═══ Input records ═══

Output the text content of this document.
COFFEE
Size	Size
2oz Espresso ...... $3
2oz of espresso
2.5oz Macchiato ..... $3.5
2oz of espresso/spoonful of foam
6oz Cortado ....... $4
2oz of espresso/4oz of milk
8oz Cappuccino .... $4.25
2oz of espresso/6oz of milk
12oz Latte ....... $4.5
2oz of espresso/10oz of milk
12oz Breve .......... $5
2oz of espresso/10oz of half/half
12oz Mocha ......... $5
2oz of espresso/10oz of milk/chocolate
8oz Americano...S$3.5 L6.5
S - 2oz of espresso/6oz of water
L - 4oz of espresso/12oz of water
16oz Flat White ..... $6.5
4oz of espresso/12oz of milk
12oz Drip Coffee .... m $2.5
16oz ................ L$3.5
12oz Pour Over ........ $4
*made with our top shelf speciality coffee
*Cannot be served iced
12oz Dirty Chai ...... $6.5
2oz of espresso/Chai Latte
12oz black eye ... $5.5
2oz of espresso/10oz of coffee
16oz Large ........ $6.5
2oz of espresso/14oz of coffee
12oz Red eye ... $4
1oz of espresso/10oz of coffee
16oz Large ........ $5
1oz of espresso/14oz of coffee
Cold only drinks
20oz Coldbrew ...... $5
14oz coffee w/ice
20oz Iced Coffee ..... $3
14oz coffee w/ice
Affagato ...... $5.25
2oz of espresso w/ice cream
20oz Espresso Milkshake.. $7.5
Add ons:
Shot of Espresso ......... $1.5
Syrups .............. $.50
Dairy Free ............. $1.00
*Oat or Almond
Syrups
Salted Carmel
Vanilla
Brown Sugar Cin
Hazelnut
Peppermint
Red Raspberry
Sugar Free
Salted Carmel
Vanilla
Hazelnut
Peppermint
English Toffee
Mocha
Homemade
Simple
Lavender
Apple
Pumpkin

═══

- [What is required] Repeat the listing exactly, from its first line to its last.

- [Worked solution]
Output the text content of this document.
COFFEE
Size	Size
2oz Espresso ...... $3
2oz of espresso
2.5oz Macchiato ..... $3.5
2oz of espresso/spoonful of foam
6oz Cortado ....... $4
2oz of espresso/4oz of milk
8oz Cappuccino .... $4.25
2oz of espresso/6oz of milk
12oz Latte ....... $4.5
2oz of espresso/10oz of milk
12oz Breve .......... $5
2oz of espresso/10oz of half/half
12oz Mocha ......... $5
2oz of espresso/10oz of milk/chocolate
8oz Americano...S$3.5 L6.5
S - 2oz of espresso/6oz of water
L - 4oz of espresso/12oz of water
16oz Flat White ..... $6.5
4oz of espresso/12oz of milk
12oz Drip Coffee .... m $2.5
16oz ................ L$3.5
12oz Pour Over ........ $4
*made with our top shelf speciality coffee
*Cannot be served iced
12oz Dirty Chai ...... $6.5
2oz of espresso/Chai Latte
12oz black eye ... $5.5
2oz of espresso/10oz of coffee
16oz Large ........ $6.5
2oz of espresso/14oz of coffee
12oz Red eye ... $4
1oz of espresso/10oz of coffee
16oz Large ........ $5
1oz of espresso/14oz of coffee
Cold only drinks
20oz Coldbrew ...... $5
14oz coffee w/ice
20oz Iced Coffee ..... $3
14oz coffee w/ice
Affagato ...... $5.25
2oz of espresso w/ice cream
20oz Espresso Milkshake.. $7.5
Add ons:
Shot of Espresso ......... $1.5
Syrups .............. $.50
Dairy Free ............. $1.00
*Oat or Almond
Syrups
Salted Carmel
Vanilla
Brown Sugar Cin
Hazelnut
Peppermint
Red Raspberry
Sugar Free
Salted Carmel
Vanilla
Hazelnut
Peppermint
English Toffee
Mocha
Homemade
Simple
Lavender
Apple
Pumpkin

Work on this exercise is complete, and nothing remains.